> [EXERCISE DIRECTIONS]:
Exactly reproduce all the records, keeping pictures out of the copy.

> [DATA TO PROCESS]:
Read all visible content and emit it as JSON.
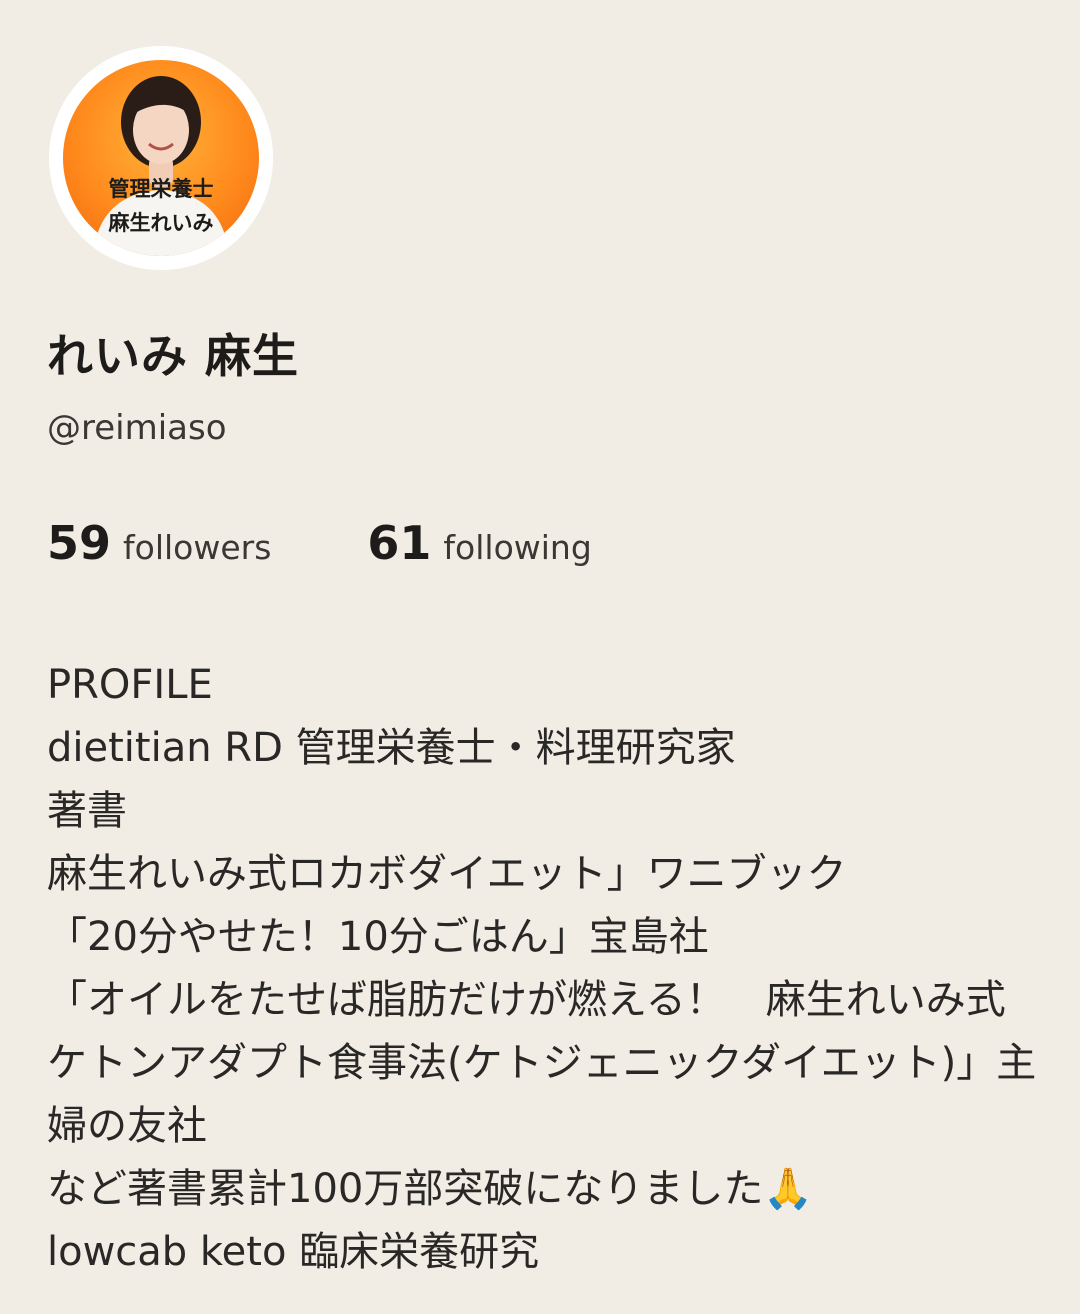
{
  "profile": {
    "avatar_caption_line1": "管理栄養士",
    "avatar_caption_line2": "麻生れいみ",
    "display_name": "れいみ 麻生",
    "handle": "@reimiaso"
  },
  "stats": {
    "followers_count": "59",
    "followers_label": "followers",
    "following_count": "61",
    "following_label": "following"
  },
  "bio": {
    "line1": "PROFILE",
    "line2": "dietitian  RD 管理栄養士・料理研究家",
    "line3": "著書",
    "line4": "麻生れいみ式ロカボダイエット」ワニブック",
    "line5": "「20分やせた！10分ごはん」宝島社",
    "line6": "「オイルをたせば脂肪だけが燃える！　麻生れいみ式ケトンアダプト食事法(ケトジェニックダイエット)」主婦の友社",
    "line7": "など著書累計100万部突破になりました🙏",
    "line8": "lowcab  keto  臨床栄養研究"
  },
  "colors": {
    "background": "#f1ede5",
    "text": "#1e1c1a",
    "avatar_orange": "#ff8a1c"
  },
  "icons": {
    "more": "more-dots-icon"
  }
}
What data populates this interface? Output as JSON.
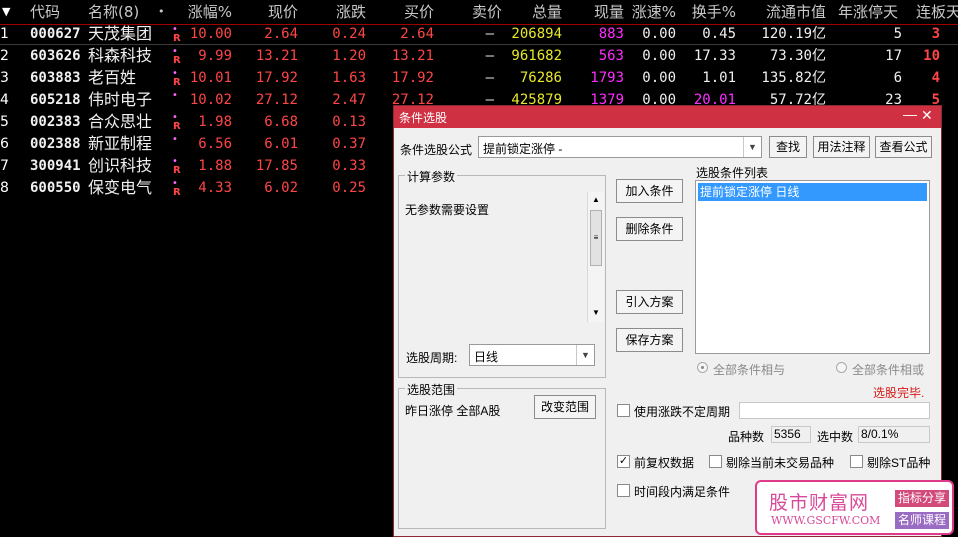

> [COMPLETE RESPONSE]:
Read all visible content and emit it as JSON.
{
  "profile": {
    "avatar_caption_line1": "管理栄養士",
    "avatar_caption_line2": "麻生れいみ",
    "display_name": "れいみ 麻生",
    "handle": "@reimiaso"
  },
  "stats": {
    "followers_count": "59",
    "followers_label": "followers",
    "following_count": "61",
    "following_label": "following"
  },
  "bio": {
    "line1": "PROFILE",
    "line2": "dietitian  RD 管理栄養士・料理研究家",
    "line3": "著書",
    "line4": "麻生れいみ式ロカボダイエット」ワニブック",
    "line5": "「20分やせた！10分ごはん」宝島社",
    "line6": "「オイルをたせば脂肪だけが燃える！　麻生れいみ式ケトンアダプト食事法(ケトジェニックダイエット)」主婦の友社",
    "line7": "など著書累計100万部突破になりました🙏",
    "line8": "lowcab  keto  臨床栄養研究"
  },
  "colors": {
    "background": "#f1ede5",
    "text": "#1e1c1a",
    "avatar_orange": "#ff8a1c"
  },
  "icons": {
    "more": "more-dots-icon"
  }
}
What data populates this interface? Output as JSON.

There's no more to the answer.